**SET TASK:**
Isolate every line in the records below with "JSON" in it.

[Records from a data source]

##############################

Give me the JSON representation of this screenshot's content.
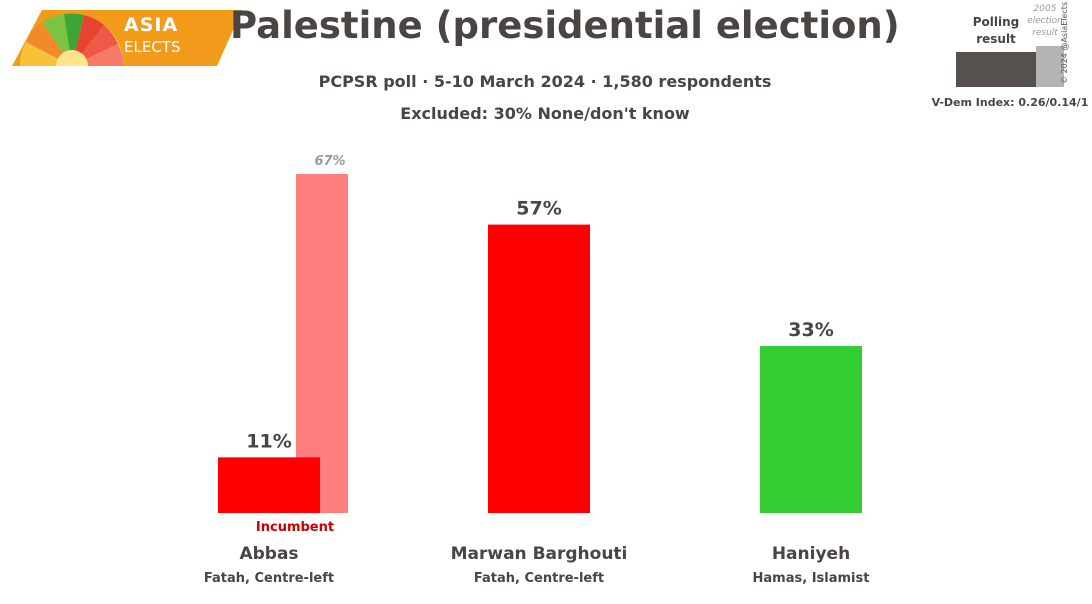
{
  "logo": {
    "line1": "ASIA",
    "line2": "ELECTS"
  },
  "header": {
    "title": "Palestine (presidential election)",
    "subtitle": "PCPSR poll · 5-10 March 2024 · 1,580 respondents",
    "excluded": "Excluded: 30% None/don't know"
  },
  "legend": {
    "poll_label_1": "Polling",
    "poll_label_2": "result",
    "election_label_1": "2005",
    "election_label_2": "election",
    "election_label_3": "result",
    "vdem": "V-Dem Index: 0.26/0.14/1",
    "copyright": "© 2024 @AsiaElects",
    "colors": {
      "poll": "#56514e",
      "election": "#b4b4b4"
    }
  },
  "chart_data": {
    "type": "bar",
    "title": "Palestine (presidential election)",
    "categories": [
      "Abbas",
      "Marwan Barghouti",
      "Haniyeh"
    ],
    "parties": [
      "Fatah, Centre-left",
      "Fatah, Centre-left",
      "Hamas, Islamist"
    ],
    "series": [
      {
        "name": "Polling result",
        "values": [
          11,
          57,
          33
        ],
        "labels": [
          "11%",
          "57%",
          "33%"
        ],
        "colors": [
          "#ff0000",
          "#ff0000",
          "#33cc33"
        ]
      },
      {
        "name": "2005 election result",
        "values": [
          67,
          null,
          null
        ],
        "labels": [
          "67%",
          "",
          ""
        ],
        "colors": [
          "#ff7f7f",
          null,
          null
        ]
      }
    ],
    "annotations": [
      {
        "category": "Abbas",
        "text": "Incumbent"
      }
    ],
    "ylim": [
      0,
      67
    ],
    "xlabel": "",
    "ylabel": ""
  }
}
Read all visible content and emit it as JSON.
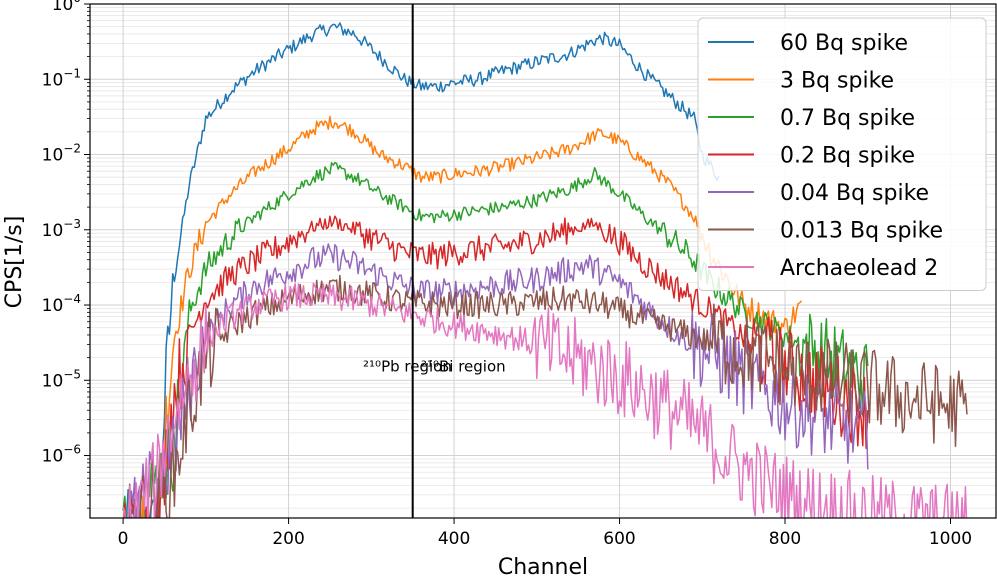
{
  "chart_data": {
    "type": "line",
    "xlabel": "Channel",
    "ylabel": "CPS[1/s]",
    "xlim": [
      -40,
      1055
    ],
    "ylim_log10": [
      -6.83,
      0.0
    ],
    "y_scale": "log",
    "x_ticks": [
      0,
      200,
      400,
      600,
      800,
      1000
    ],
    "y_ticks": [
      {
        "exp": 0,
        "base": "10",
        "sup": "0"
      },
      {
        "exp": -1,
        "base": "10",
        "sup": "−1"
      },
      {
        "exp": -2,
        "base": "10",
        "sup": "−2"
      },
      {
        "exp": -3,
        "base": "10",
        "sup": "−3"
      },
      {
        "exp": -4,
        "base": "10",
        "sup": "−4"
      },
      {
        "exp": -5,
        "base": "10",
        "sup": "−5"
      },
      {
        "exp": -6,
        "base": "10",
        "sup": "−6"
      }
    ],
    "grid": true,
    "legend_position": "top-right",
    "vline_x": 350,
    "annotations": [
      {
        "text": "²¹⁰Pb region",
        "x": 290,
        "y": 1.3e-05
      },
      {
        "text": "²¹⁰Bi region",
        "x": 360,
        "y": 1.3e-05
      }
    ],
    "series": [
      {
        "name": "60 Bq spike",
        "color": "#1f77b4",
        "x": [
          0,
          40,
          60,
          80,
          100,
          130,
          160,
          200,
          230,
          255,
          280,
          310,
          340,
          360,
          380,
          400,
          430,
          460,
          500,
          540,
          570,
          580,
          600,
          630,
          660,
          690,
          700,
          720
        ],
        "y": [
          1e-07,
          1e-07,
          0.0002,
          0.004,
          0.03,
          0.07,
          0.13,
          0.25,
          0.4,
          0.5,
          0.4,
          0.2,
          0.1,
          0.08,
          0.08,
          0.09,
          0.1,
          0.13,
          0.17,
          0.22,
          0.33,
          0.35,
          0.28,
          0.12,
          0.06,
          0.03,
          0.01,
          0.005
        ]
      },
      {
        "name": "3 Bq spike",
        "color": "#ff7f0e",
        "x": [
          0,
          40,
          60,
          80,
          100,
          130,
          160,
          200,
          230,
          255,
          280,
          310,
          340,
          360,
          380,
          400,
          430,
          460,
          500,
          540,
          570,
          580,
          600,
          630,
          660,
          690,
          710,
          750,
          800,
          820
        ],
        "y": [
          1e-07,
          1e-07,
          3e-05,
          0.0003,
          0.0012,
          0.003,
          0.006,
          0.012,
          0.022,
          0.028,
          0.02,
          0.01,
          0.007,
          0.005,
          0.005,
          0.0055,
          0.006,
          0.007,
          0.009,
          0.012,
          0.018,
          0.019,
          0.015,
          0.008,
          0.004,
          0.0015,
          0.0005,
          0.0001,
          5e-05,
          0.0001
        ]
      },
      {
        "name": "0.7 Bq spike",
        "color": "#2ca02c",
        "x": [
          0,
          60,
          80,
          100,
          130,
          160,
          200,
          230,
          255,
          280,
          310,
          340,
          360,
          380,
          400,
          430,
          460,
          500,
          540,
          570,
          600,
          630,
          660,
          690,
          710,
          750,
          800,
          850,
          900
        ],
        "y": [
          1e-07,
          1e-06,
          8e-05,
          0.0003,
          0.0008,
          0.0015,
          0.003,
          0.005,
          0.0065,
          0.005,
          0.003,
          0.002,
          0.0015,
          0.0015,
          0.0016,
          0.0018,
          0.002,
          0.0025,
          0.0035,
          0.0055,
          0.003,
          0.0015,
          0.0008,
          0.0004,
          0.0002,
          8e-05,
          4e-05,
          2e-05,
          1e-05
        ]
      },
      {
        "name": "0.2 Bq spike",
        "color": "#d62728",
        "x": [
          0,
          40,
          60,
          80,
          100,
          130,
          160,
          200,
          230,
          255,
          280,
          310,
          340,
          360,
          380,
          400,
          430,
          460,
          500,
          540,
          570,
          600,
          630,
          660,
          690,
          720,
          760,
          800,
          850,
          900
        ],
        "y": [
          1e-07,
          1e-07,
          5e-06,
          4e-05,
          0.00012,
          0.00025,
          0.0004,
          0.0007,
          0.0011,
          0.0013,
          0.001,
          0.0007,
          0.0005,
          0.00045,
          0.00045,
          0.0005,
          0.00055,
          0.0006,
          0.00075,
          0.001,
          0.0012,
          0.0007,
          0.00035,
          0.0002,
          0.00012,
          7e-05,
          3e-05,
          1.5e-05,
          8e-06,
          4e-06
        ]
      },
      {
        "name": "0.04 Bq spike",
        "color": "#9467bd",
        "x": [
          0,
          60,
          80,
          100,
          130,
          160,
          200,
          230,
          255,
          280,
          310,
          340,
          360,
          380,
          400,
          430,
          460,
          500,
          540,
          560,
          600,
          630,
          660,
          690,
          720,
          760,
          800,
          850,
          900
        ],
        "y": [
          1e-07,
          1e-06,
          8e-06,
          4e-05,
          0.0001,
          0.00018,
          0.00028,
          0.0004,
          0.00045,
          0.00035,
          0.00025,
          0.00018,
          0.00015,
          0.00015,
          0.00015,
          0.00017,
          0.00019,
          0.00022,
          0.0003,
          0.00035,
          0.0002,
          0.0001,
          5e-05,
          3e-05,
          2e-05,
          1e-05,
          5e-06,
          3e-06,
          2e-06
        ]
      },
      {
        "name": "0.013 Bq spike",
        "color": "#8c564b",
        "x": [
          0,
          60,
          80,
          100,
          130,
          160,
          200,
          230,
          255,
          280,
          310,
          340,
          380,
          420,
          460,
          500,
          540,
          580,
          620,
          660,
          700,
          740,
          780,
          820,
          860,
          900,
          940,
          980,
          1020
        ],
        "y": [
          1e-07,
          5e-07,
          4e-06,
          2e-05,
          5e-05,
          8e-05,
          0.00012,
          0.00015,
          0.00017,
          0.00015,
          0.00013,
          0.00011,
          0.0001,
          0.0001,
          0.0001,
          0.00011,
          0.00012,
          0.0001,
          7e-05,
          5e-05,
          3.5e-05,
          2.5e-05,
          1.8e-05,
          1.2e-05,
          1e-05,
          8e-06,
          6e-06,
          5e-06,
          4e-06
        ]
      },
      {
        "name": "Archaeolead 2",
        "color": "#e377c2",
        "x": [
          0,
          40,
          55,
          70,
          90,
          110,
          130,
          160,
          200,
          240,
          280,
          320,
          360,
          400,
          440,
          480,
          520,
          560,
          600,
          640,
          680,
          700,
          740,
          780,
          820,
          860,
          900,
          940,
          980,
          1020
        ],
        "y": [
          1e-07,
          5e-07,
          2e-06,
          6e-06,
          2e-05,
          4.5e-05,
          7e-05,
          0.0001,
          0.00013,
          0.00013,
          0.000115,
          9e-05,
          7e-05,
          5.5e-05,
          4.5e-05,
          3.5e-05,
          2.5e-05,
          1.7e-05,
          1.1e-05,
          6e-06,
          3e-06,
          2e-06,
          8e-07,
          4e-07,
          2.5e-07,
          2e-07,
          1.6e-07,
          1.4e-07,
          1.3e-07,
          1.2e-07
        ]
      }
    ]
  }
}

##############################

**EXERCISE SOLUTION:**
Give me the JSON representation of this screenshot's content.
Read all visible content and emit it as JSON.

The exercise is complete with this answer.